▸ EXERCISE
Collect from the data below each line with "LOAD".
★ ★ ★ ★ ★ ★ ★
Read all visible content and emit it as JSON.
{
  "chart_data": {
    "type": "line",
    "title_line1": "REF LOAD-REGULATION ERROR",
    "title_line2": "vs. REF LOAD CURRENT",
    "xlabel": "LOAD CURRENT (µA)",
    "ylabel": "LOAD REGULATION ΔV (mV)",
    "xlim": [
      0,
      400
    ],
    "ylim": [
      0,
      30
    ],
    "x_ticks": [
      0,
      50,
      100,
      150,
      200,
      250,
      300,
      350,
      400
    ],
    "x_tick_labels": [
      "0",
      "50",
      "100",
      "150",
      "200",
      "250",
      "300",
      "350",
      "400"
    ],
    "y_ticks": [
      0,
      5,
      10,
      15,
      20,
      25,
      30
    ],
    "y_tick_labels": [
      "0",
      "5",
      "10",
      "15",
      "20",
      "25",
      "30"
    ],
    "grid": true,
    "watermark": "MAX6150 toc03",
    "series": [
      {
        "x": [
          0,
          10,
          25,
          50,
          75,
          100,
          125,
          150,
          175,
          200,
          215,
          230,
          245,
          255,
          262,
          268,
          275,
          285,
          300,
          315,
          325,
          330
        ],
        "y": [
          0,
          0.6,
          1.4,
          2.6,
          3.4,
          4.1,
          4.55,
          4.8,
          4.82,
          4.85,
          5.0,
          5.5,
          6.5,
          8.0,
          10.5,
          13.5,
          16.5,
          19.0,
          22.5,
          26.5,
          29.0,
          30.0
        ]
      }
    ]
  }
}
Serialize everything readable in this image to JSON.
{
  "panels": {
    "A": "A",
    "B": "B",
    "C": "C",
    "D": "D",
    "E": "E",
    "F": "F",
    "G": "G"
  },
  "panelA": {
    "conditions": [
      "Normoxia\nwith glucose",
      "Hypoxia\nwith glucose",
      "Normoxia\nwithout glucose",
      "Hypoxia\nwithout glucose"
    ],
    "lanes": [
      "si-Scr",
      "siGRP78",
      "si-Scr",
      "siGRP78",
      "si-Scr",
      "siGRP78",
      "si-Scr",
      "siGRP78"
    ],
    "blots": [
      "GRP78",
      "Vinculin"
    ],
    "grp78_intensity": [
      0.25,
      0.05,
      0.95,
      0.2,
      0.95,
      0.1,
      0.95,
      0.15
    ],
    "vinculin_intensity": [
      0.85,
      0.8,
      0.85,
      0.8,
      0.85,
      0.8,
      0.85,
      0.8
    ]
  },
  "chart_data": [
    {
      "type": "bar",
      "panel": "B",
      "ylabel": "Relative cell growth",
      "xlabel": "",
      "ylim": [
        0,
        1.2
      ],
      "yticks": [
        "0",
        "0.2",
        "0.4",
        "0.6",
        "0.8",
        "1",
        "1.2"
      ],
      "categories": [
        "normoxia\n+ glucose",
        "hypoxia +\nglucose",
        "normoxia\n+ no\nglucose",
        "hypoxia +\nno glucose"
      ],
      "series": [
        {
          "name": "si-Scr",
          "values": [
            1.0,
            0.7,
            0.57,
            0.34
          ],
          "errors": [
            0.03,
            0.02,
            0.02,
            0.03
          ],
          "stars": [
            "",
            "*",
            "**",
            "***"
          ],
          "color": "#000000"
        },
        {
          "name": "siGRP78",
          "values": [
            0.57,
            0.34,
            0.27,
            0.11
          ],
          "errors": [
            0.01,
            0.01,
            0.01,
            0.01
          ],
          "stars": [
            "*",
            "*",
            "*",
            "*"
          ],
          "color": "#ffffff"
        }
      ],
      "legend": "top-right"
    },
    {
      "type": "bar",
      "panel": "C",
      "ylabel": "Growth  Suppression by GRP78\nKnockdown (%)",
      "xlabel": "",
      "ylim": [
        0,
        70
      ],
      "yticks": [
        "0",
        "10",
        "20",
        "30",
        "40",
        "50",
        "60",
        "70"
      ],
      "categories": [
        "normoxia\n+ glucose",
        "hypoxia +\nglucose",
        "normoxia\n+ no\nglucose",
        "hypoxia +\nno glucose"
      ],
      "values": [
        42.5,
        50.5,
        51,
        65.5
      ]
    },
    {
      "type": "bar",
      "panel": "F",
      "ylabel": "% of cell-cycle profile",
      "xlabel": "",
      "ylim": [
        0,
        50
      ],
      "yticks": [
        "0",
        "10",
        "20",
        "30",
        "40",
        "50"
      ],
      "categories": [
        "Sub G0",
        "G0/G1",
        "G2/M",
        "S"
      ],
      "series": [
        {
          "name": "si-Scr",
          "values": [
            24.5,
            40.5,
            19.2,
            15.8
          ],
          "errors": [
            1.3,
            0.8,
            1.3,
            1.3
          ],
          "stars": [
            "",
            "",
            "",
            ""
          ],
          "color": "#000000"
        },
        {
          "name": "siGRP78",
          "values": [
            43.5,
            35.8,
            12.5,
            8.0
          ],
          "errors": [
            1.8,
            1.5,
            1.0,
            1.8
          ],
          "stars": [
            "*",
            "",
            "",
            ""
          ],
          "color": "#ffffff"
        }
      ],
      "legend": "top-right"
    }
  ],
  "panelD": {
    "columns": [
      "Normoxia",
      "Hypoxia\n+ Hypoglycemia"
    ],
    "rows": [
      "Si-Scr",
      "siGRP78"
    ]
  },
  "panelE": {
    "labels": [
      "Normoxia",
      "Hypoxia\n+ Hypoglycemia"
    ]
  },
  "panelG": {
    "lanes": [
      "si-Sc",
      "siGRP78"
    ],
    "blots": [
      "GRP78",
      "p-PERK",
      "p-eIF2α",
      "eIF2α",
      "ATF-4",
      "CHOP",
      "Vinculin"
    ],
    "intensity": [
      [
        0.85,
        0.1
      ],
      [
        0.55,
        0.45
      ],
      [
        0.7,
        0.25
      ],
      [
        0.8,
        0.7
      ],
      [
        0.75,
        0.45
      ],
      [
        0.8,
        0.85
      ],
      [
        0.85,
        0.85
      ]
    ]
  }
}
★ ★ ★ ★ ★ ★ ★
▸ TASK SOLUTION
    "title_line1": "REF LOAD-REGULATION ERROR",
    "title_line2": "vs. REF LOAD CURRENT",
    "xlabel": "LOAD CURRENT (µA)",
    "ylabel": "LOAD REGULATION ΔV (mV)",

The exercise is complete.